**What you need to do**:
From the entries below, list each line with "несовершенство".

**Provided data**:

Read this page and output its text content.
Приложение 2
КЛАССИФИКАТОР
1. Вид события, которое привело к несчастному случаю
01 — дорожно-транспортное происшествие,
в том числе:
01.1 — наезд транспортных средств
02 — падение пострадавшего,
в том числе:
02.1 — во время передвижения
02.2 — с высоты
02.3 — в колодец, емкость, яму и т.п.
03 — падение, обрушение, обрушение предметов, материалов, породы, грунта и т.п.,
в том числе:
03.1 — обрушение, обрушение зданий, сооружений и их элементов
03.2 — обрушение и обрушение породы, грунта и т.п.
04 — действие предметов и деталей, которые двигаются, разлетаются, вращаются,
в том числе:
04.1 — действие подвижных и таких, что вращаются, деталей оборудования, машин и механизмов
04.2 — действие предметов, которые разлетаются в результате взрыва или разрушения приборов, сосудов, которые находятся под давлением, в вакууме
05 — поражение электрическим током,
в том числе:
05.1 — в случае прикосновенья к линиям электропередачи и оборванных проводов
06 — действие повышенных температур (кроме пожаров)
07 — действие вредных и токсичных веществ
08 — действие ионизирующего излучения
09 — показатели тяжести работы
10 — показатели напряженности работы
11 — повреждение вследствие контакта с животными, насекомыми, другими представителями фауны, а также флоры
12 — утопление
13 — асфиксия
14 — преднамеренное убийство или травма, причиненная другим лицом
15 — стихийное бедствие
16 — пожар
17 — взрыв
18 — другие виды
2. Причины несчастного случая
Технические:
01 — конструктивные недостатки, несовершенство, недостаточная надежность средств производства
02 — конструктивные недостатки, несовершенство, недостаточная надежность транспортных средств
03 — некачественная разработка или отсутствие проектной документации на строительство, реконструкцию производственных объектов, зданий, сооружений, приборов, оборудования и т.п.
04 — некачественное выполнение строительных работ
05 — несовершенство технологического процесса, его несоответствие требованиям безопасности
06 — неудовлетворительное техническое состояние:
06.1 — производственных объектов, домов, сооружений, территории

**Exercise answer**:
01 — конструктивные недостатки, несовершенство, недостаточная надежность средств производства
02 — конструктивные недостатки, несовершенство, недостаточная надежность транспортных средств
05 — несовершенство технологического процесса, его несоответствие требованиям безопасности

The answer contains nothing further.